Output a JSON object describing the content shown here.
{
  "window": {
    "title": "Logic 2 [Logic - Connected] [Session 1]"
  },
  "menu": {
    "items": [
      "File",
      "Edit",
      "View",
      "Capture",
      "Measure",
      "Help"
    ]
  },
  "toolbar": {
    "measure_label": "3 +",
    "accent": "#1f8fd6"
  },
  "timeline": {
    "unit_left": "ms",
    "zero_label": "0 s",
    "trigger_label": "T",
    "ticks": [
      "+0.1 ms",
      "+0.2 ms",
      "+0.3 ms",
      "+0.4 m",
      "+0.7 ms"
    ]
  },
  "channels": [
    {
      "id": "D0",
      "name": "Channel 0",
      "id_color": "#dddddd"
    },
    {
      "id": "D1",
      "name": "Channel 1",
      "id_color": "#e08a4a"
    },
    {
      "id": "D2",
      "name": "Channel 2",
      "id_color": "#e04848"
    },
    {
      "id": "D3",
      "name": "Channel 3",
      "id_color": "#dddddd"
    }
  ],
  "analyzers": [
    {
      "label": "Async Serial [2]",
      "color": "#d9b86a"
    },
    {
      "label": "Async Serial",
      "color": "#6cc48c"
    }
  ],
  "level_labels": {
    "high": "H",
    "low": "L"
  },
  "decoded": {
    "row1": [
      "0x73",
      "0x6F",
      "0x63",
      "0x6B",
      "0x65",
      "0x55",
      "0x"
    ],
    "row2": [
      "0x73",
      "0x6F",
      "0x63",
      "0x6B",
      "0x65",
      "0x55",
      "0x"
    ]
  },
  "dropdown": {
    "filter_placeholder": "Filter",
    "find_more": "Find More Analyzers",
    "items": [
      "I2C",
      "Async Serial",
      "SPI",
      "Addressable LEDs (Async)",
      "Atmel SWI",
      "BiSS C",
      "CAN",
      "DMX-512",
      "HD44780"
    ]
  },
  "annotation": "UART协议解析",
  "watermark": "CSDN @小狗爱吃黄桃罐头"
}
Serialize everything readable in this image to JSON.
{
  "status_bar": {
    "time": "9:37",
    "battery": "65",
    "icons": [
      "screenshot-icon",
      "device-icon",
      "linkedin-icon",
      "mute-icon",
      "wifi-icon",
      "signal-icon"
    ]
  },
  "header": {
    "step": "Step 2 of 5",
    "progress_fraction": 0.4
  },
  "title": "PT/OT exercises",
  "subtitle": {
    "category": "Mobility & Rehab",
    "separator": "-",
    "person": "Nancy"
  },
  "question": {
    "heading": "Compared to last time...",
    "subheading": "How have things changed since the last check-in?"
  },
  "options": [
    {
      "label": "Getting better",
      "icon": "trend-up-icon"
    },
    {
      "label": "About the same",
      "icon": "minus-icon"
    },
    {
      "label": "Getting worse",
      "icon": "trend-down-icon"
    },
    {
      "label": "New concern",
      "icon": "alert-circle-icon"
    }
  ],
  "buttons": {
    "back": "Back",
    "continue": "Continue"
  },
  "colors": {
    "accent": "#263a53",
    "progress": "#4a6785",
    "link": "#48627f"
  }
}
____
• [REQUIRED WORK]:
Please restate the data word for word, every record included.

• [IN RESPONSE]:
Output a JSON object describing the content shown here.
{
  "window": {
    "title": "Logic 2 [Logic - Connected] [Session 1]"
  },
  "menu": {
    "items": [
      "File",
      "Edit",
      "View",
      "Capture",
      "Measure",
      "Help"
    ]
  },
  "toolbar": {
    "measure_label": "3 +",
    "accent": "#1f8fd6"
  },
  "timeline": {
    "unit_left": "ms",
    "zero_label": "0 s",
    "trigger_label": "T",
    "ticks": [
      "+0.1 ms",
      "+0.2 ms",
      "+0.3 ms",
      "+0.4 m",
      "+0.7 ms"
    ]
  },
  "channels": [
    {
      "id": "D0",
      "name": "Channel 0",
      "id_color": "#dddddd"
    },
    {
      "id": "D1",
      "name": "Channel 1",
      "id_color": "#e08a4a"
    },
    {
      "id": "D2",
      "name": "Channel 2",
      "id_color": "#e04848"
    },
    {
      "id": "D3",
      "name": "Channel 3",
      "id_color": "#dddddd"
    }
  ],
  "analyzers": [
    {
      "label": "Async Serial [2]",
      "color": "#d9b86a"
    },
    {
      "label": "Async Serial",
      "color": "#6cc48c"
    }
  ],
  "level_labels": {
    "high": "H",
    "low": "L"
  },
  "decoded": {
    "row1": [
      "0x73",
      "0x6F",
      "0x63",
      "0x6B",
      "0x65",
      "0x55",
      "0x"
    ],
    "row2": [
      "0x73",
      "0x6F",
      "0x63",
      "0x6B",
      "0x65",
      "0x55",
      "0x"
    ]
  },
  "dropdown": {
    "filter_placeholder": "Filter",
    "find_more": "Find More Analyzers",
    "items": [
      "I2C",
      "Async Serial",
      "SPI",
      "Addressable LEDs (Async)",
      "Atmel SWI",
      "BiSS C",
      "CAN",
      "DMX-512",
      "HD44780"
    ]
  },
  "annotation": "UART协议解析",
  "watermark": "CSDN @小狗爱吃黄桃罐头"
}
Serialize everything readable in this image to JSON.
{
  "status_bar": {
    "time": "9:37",
    "battery": "65",
    "icons": [
      "screenshot-icon",
      "device-icon",
      "linkedin-icon",
      "mute-icon",
      "wifi-icon",
      "signal-icon"
    ]
  },
  "header": {
    "step": "Step 2 of 5",
    "progress_fraction": 0.4
  },
  "title": "PT/OT exercises",
  "subtitle": {
    "category": "Mobility & Rehab",
    "separator": "-",
    "person": "Nancy"
  },
  "question": {
    "heading": "Compared to last time...",
    "subheading": "How have things changed since the last check-in?"
  },
  "options": [
    {
      "label": "Getting better",
      "icon": "trend-up-icon"
    },
    {
      "label": "About the same",
      "icon": "minus-icon"
    },
    {
      "label": "Getting worse",
      "icon": "trend-down-icon"
    },
    {
      "label": "New concern",
      "icon": "alert-circle-icon"
    }
  ],
  "buttons": {
    "back": "Back",
    "continue": "Continue"
  },
  "colors": {
    "accent": "#263a53",
    "progress": "#4a6785",
    "link": "#48627f"
  }
}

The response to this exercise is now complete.